EXERCISE PROMPT:
Single out the lines that include the word "Driving". Copy them.
^^^^^^^^^^^^^^^^
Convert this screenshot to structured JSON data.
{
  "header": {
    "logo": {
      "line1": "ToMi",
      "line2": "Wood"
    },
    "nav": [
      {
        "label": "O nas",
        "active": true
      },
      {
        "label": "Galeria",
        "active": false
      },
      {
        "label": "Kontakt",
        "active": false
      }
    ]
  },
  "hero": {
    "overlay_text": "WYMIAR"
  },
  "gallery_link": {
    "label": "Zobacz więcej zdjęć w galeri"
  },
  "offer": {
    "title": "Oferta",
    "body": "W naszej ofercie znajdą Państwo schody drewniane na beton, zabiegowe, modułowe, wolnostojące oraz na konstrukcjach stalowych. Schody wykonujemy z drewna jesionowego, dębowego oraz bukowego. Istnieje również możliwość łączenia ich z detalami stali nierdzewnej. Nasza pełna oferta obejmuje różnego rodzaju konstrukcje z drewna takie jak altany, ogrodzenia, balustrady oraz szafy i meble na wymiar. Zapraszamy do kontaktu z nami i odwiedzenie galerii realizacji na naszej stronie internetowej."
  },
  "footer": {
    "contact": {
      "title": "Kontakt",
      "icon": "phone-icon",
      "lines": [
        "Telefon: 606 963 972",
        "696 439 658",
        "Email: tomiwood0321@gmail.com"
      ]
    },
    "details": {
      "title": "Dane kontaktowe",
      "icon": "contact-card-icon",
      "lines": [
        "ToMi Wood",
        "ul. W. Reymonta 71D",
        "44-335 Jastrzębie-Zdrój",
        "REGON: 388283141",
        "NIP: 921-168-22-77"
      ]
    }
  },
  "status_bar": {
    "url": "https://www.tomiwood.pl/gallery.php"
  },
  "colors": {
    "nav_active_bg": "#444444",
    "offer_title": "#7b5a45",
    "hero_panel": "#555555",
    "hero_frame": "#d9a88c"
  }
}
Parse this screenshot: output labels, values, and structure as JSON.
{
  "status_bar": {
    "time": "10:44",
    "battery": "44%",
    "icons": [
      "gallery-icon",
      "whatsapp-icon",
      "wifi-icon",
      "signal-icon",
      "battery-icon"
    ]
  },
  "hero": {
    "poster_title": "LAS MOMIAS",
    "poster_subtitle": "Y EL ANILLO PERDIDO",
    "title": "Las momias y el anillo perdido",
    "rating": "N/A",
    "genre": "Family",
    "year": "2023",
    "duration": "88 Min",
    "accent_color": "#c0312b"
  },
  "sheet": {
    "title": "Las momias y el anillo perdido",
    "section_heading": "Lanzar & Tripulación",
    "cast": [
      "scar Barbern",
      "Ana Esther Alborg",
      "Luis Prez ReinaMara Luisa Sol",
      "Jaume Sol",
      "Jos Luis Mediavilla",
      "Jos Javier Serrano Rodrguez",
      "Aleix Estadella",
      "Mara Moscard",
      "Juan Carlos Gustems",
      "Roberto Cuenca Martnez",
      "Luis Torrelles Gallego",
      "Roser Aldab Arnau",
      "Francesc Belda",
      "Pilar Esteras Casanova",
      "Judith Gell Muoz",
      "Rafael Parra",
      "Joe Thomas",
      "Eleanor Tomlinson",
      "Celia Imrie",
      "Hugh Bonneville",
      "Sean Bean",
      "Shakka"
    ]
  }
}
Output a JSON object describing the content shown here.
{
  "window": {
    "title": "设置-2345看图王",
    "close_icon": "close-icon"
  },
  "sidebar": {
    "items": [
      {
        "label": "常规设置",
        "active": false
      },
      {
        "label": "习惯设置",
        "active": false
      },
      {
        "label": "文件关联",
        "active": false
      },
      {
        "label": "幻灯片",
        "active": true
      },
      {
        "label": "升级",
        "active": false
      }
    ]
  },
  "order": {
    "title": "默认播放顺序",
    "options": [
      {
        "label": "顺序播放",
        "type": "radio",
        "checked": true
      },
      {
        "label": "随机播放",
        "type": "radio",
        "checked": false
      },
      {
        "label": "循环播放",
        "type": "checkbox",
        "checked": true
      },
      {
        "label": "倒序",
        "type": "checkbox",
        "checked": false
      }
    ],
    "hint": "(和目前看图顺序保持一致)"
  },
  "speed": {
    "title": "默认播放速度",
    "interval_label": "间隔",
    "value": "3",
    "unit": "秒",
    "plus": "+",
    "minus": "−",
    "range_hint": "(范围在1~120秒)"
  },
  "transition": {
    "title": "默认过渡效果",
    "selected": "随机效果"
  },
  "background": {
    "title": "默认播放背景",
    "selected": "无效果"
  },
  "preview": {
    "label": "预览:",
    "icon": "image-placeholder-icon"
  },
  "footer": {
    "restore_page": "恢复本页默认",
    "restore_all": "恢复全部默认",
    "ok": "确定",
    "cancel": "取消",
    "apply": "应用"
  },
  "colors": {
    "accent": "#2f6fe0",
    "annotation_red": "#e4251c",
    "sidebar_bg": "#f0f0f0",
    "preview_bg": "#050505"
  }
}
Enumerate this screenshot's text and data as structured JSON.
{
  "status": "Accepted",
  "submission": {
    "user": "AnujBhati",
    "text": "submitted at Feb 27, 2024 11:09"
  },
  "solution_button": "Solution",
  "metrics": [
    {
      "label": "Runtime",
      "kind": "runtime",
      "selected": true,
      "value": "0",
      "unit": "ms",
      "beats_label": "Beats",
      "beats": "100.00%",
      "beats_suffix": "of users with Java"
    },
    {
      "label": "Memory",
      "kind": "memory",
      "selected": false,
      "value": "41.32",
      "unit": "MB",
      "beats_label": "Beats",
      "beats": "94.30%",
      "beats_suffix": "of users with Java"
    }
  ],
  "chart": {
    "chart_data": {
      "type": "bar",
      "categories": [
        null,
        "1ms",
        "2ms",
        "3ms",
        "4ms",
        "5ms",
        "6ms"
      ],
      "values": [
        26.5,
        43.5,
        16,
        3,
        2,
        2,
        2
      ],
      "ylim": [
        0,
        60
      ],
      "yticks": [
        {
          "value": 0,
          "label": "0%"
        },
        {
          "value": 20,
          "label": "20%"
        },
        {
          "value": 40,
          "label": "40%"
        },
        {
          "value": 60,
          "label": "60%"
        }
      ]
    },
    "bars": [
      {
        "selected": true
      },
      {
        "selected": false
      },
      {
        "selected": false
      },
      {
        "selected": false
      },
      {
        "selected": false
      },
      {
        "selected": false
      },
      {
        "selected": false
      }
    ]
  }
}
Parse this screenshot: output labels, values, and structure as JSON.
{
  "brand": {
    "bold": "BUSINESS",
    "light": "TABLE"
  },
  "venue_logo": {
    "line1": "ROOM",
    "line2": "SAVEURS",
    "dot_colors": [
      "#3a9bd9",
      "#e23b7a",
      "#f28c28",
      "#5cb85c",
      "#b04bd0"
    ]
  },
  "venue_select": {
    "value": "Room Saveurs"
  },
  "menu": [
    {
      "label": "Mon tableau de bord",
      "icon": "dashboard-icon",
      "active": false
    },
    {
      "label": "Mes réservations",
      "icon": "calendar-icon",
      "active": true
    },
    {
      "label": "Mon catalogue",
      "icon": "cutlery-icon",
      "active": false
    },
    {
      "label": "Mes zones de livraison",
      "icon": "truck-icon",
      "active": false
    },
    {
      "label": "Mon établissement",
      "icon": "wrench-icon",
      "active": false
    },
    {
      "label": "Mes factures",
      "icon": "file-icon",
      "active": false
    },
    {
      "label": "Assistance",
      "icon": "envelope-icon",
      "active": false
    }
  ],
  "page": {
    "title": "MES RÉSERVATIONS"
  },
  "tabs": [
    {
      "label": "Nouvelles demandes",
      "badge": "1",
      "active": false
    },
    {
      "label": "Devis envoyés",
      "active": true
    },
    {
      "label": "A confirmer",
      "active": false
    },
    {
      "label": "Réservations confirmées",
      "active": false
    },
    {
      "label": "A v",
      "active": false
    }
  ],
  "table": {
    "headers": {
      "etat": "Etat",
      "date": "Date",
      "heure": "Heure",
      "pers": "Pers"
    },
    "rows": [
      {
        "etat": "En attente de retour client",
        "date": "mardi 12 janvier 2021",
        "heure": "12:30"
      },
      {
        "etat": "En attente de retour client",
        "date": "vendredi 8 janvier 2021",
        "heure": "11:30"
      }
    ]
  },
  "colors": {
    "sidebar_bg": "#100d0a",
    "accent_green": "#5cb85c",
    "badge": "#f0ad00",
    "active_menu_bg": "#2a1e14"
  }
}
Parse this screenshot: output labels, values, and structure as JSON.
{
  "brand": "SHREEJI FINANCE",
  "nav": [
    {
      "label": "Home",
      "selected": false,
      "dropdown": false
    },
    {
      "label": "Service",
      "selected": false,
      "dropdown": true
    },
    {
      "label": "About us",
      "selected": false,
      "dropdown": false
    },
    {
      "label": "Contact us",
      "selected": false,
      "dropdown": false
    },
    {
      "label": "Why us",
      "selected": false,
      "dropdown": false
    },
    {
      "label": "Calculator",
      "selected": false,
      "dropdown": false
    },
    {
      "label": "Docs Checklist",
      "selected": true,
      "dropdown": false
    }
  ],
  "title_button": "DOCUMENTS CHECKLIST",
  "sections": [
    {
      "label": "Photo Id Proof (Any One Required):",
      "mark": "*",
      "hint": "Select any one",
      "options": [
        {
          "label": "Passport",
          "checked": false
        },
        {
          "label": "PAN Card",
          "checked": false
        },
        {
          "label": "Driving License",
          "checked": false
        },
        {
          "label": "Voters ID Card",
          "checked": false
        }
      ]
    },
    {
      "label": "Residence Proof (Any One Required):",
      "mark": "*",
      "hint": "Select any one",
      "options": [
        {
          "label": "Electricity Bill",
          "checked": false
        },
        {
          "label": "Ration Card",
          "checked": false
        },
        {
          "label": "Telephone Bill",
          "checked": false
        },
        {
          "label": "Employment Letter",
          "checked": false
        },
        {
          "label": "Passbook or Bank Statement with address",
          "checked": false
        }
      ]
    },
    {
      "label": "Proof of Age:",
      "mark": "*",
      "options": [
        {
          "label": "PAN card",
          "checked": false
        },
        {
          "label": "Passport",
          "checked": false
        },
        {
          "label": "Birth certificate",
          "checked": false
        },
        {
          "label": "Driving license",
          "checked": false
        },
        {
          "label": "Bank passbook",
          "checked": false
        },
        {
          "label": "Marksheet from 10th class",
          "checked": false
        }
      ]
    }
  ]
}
^^^^^^^^^^^^^^^^
FULL RESPONSE:
          "label": "Driving License",
          "label": "Driving license",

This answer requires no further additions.